[Records contained in a dataset]
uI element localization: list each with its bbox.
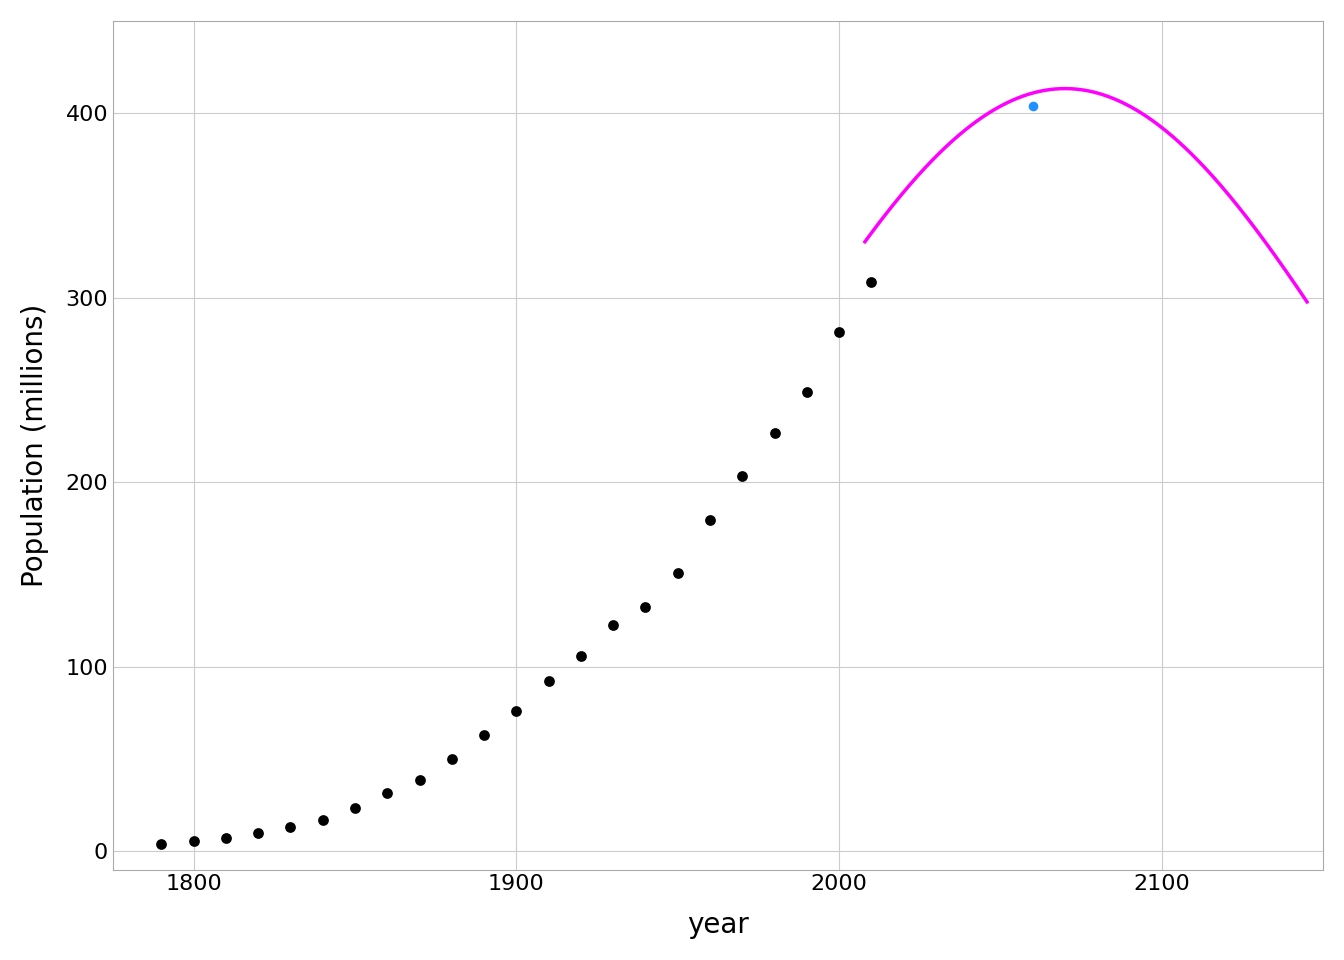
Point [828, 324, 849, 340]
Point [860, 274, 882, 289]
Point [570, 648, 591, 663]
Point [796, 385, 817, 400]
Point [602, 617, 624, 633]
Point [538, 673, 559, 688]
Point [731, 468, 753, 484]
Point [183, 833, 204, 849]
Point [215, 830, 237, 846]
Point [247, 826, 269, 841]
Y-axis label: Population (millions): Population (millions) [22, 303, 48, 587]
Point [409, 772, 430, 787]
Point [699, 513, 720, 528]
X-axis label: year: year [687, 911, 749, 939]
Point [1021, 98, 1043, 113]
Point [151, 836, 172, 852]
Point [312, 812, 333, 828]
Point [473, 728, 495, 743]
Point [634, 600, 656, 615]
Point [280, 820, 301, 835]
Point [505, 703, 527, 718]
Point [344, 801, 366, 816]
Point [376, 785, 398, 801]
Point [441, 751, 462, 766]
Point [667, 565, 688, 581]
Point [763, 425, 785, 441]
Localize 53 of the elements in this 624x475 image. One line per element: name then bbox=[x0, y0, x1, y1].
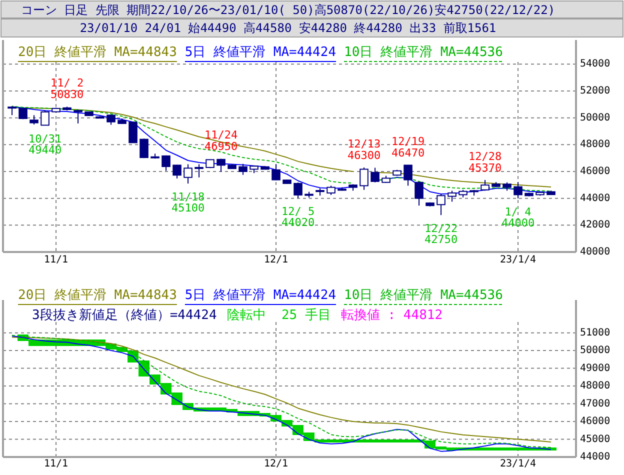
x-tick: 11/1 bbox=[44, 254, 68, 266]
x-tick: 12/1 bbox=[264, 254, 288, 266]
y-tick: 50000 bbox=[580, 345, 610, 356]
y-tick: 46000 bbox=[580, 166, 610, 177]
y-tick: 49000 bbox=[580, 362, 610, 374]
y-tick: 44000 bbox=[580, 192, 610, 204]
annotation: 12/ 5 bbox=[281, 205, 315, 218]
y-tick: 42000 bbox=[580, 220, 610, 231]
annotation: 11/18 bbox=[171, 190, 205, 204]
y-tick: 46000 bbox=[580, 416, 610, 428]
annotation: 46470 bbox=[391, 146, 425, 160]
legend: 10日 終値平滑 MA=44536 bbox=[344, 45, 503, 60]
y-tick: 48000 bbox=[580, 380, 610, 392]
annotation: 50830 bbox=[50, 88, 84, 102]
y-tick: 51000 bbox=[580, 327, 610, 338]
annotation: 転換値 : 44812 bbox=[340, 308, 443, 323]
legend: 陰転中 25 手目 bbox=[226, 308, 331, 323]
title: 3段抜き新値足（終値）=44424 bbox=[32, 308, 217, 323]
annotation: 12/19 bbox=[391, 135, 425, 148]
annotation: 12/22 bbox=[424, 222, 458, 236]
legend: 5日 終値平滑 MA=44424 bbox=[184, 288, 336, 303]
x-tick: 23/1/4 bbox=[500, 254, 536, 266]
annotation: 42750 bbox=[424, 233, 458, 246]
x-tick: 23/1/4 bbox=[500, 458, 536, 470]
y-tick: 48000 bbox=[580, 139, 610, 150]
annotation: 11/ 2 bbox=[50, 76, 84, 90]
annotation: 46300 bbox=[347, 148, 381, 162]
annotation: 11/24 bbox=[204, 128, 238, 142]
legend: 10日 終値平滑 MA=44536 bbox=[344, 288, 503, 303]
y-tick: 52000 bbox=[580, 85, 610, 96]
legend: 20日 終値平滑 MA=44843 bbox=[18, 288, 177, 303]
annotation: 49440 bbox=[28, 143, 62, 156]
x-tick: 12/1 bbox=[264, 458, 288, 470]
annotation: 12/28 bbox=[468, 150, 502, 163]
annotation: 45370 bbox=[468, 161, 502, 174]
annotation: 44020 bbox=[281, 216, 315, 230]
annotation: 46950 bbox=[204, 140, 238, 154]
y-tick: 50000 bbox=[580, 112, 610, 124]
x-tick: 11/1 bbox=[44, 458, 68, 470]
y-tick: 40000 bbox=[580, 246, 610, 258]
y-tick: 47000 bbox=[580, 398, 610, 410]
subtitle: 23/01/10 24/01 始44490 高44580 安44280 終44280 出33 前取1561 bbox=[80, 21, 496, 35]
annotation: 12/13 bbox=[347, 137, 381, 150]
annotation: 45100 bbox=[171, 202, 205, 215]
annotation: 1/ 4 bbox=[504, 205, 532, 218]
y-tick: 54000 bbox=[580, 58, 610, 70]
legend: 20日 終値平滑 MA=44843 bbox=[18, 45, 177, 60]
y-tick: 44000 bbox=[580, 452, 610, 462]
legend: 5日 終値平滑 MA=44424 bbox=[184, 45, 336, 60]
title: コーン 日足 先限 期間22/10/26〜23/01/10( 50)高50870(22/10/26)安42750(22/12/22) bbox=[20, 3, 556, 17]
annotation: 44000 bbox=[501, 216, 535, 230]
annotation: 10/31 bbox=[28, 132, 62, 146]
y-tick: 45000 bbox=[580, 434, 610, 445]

Your objective: Rewrite the rows above with every instance of "bbox" changed to "bounding box", keeping everything else the same and leaving out the pictures.

Answer for the task:
uI element localization: list each with its bounding box.
Point [828, 324, 849, 340]
Point [860, 274, 882, 289]
Point [570, 648, 591, 663]
Point [796, 385, 817, 400]
Point [602, 617, 624, 633]
Point [538, 673, 559, 688]
Point [731, 468, 753, 484]
Point [183, 833, 204, 849]
Point [215, 830, 237, 846]
Point [247, 826, 269, 841]
Y-axis label: Population (millions): Population (millions) [22, 303, 48, 587]
Point [409, 772, 430, 787]
Point [699, 513, 720, 528]
X-axis label: year: year [687, 911, 749, 939]
Point [1021, 98, 1043, 113]
Point [151, 836, 172, 852]
Point [312, 812, 333, 828]
Point [473, 728, 495, 743]
Point [634, 600, 656, 615]
Point [280, 820, 301, 835]
Point [505, 703, 527, 718]
Point [344, 801, 366, 816]
Point [376, 785, 398, 801]
Point [441, 751, 462, 766]
Point [667, 565, 688, 581]
Point [763, 425, 785, 441]
Localize 53 of the elements in this 624x475 image. One line per element: name then bounding box=[x0, y0, x1, y1].
x-tick: 11/1 bounding box=[44, 254, 68, 266]
x-tick: 12/1 bounding box=[264, 254, 288, 266]
y-tick: 50000 bounding box=[580, 345, 610, 356]
y-tick: 46000 bounding box=[580, 166, 610, 177]
y-tick: 49000 bounding box=[580, 362, 610, 374]
y-tick: 44000 bounding box=[580, 192, 610, 204]
annotation: 12/ 5 bounding box=[281, 205, 315, 218]
y-tick: 42000 bounding box=[580, 220, 610, 231]
annotation: 11/18 bounding box=[171, 190, 205, 204]
y-tick: 46000 bounding box=[580, 416, 610, 428]
annotation: 46470 bounding box=[391, 146, 425, 160]
legend: 10日 終値平滑 MA=44536 bounding box=[344, 45, 503, 60]
y-tick: 48000 bounding box=[580, 380, 610, 392]
annotation: 50830 bounding box=[50, 88, 84, 102]
y-tick: 51000 bounding box=[580, 327, 610, 338]
annotation: 転換値 : 44812 bounding box=[340, 308, 443, 323]
legend: 陰転中 25 手目 bounding box=[226, 308, 331, 323]
title: 3段抜き新値足（終値）=44424 bounding box=[32, 308, 217, 323]
annotation: 12/19 bounding box=[391, 135, 425, 148]
annotation: 12/22 bounding box=[424, 222, 458, 236]
legend: 5日 終値平滑 MA=44424 bounding box=[184, 288, 336, 303]
x-tick: 23/1/4 bounding box=[500, 254, 536, 266]
annotation: 42750 bounding box=[424, 233, 458, 246]
x-tick: 23/1/4 bounding box=[500, 458, 536, 470]
y-tick: 48000 bounding box=[580, 139, 610, 150]
annotation: 11/ 2 bounding box=[50, 76, 84, 90]
annotation: 46300 bounding box=[347, 148, 381, 162]
annotation: 11/24 bounding box=[204, 128, 238, 142]
legend: 10日 終値平滑 MA=44536 bounding box=[344, 288, 503, 303]
y-tick: 52000 bounding box=[580, 85, 610, 96]
legend: 20日 終値平滑 MA=44843 bounding box=[18, 288, 177, 303]
annotation: 49440 bounding box=[28, 143, 62, 156]
x-tick: 12/1 bounding box=[264, 458, 288, 470]
annotation: 12/28 bounding box=[468, 150, 502, 163]
annotation: 45370 bounding box=[468, 161, 502, 174]
annotation: 44020 bounding box=[281, 216, 315, 230]
annotation: 46950 bounding box=[204, 140, 238, 154]
y-tick: 50000 bounding box=[580, 112, 610, 124]
x-tick: 11/1 bounding box=[44, 458, 68, 470]
y-tick: 40000 bounding box=[580, 246, 610, 258]
y-tick: 47000 bounding box=[580, 398, 610, 410]
subtitle: 23/01/10 24/01 始44490 高44580 安44280 終44280 出33 前取1561 bounding box=[80, 21, 496, 35]
annotation: 12/13 bounding box=[347, 137, 381, 150]
annotation: 45100 bounding box=[171, 202, 205, 215]
annotation: 1/ 4 bounding box=[504, 205, 532, 218]
y-tick: 54000 bounding box=[580, 58, 610, 70]
legend: 20日 終値平滑 MA=44843 bounding box=[18, 45, 177, 60]
y-tick: 44000 bounding box=[580, 452, 610, 462]
legend: 5日 終値平滑 MA=44424 bounding box=[184, 45, 336, 60]
title: コーン 日足 先限 期間22/10/26〜23/01/10( 50)高50870(22/10/26)安42750(22/12/22) bounding box=[20, 3, 556, 17]
annotation: 44000 bounding box=[501, 216, 535, 230]
annotation: 10/31 bounding box=[28, 132, 62, 146]
y-tick: 45000 bounding box=[580, 434, 610, 445]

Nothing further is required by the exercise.